*Prompt:* Identify each line in the records below that contains the word "smiling", and copy it.

— Start Supplied material —

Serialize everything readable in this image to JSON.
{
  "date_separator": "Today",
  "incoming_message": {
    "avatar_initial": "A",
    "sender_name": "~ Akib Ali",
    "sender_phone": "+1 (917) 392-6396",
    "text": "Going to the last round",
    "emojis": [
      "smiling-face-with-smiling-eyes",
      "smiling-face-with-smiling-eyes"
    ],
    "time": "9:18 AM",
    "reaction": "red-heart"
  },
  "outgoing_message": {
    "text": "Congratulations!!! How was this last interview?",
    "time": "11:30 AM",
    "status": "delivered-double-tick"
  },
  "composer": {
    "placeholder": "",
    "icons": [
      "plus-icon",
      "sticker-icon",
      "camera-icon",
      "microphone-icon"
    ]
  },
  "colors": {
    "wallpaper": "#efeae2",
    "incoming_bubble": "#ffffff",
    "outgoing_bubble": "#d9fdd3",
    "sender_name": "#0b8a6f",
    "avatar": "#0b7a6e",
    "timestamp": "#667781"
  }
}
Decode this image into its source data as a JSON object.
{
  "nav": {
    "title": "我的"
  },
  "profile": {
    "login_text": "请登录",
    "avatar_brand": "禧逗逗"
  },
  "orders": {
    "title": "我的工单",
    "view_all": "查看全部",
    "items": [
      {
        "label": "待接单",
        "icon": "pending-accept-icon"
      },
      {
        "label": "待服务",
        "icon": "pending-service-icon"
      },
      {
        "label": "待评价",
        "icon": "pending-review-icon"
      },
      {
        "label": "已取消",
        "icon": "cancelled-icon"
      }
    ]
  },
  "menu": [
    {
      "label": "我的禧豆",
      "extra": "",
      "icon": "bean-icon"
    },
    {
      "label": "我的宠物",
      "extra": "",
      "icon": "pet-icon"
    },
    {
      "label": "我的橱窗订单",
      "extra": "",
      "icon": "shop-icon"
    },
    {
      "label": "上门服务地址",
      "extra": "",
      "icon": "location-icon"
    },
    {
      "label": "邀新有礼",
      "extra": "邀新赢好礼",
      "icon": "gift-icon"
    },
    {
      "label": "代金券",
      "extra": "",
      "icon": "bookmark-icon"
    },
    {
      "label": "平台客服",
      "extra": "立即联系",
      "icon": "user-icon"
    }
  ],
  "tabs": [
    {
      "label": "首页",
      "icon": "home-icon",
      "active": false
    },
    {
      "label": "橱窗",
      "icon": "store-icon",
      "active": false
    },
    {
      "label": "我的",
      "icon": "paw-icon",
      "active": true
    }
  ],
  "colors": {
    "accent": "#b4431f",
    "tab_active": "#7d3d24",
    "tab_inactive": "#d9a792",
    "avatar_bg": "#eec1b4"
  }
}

— End Supplied material —

*Answer below:*
      "smiling-face-with-smiling-eyes",
      "smiling-face-with-smiling-eyes"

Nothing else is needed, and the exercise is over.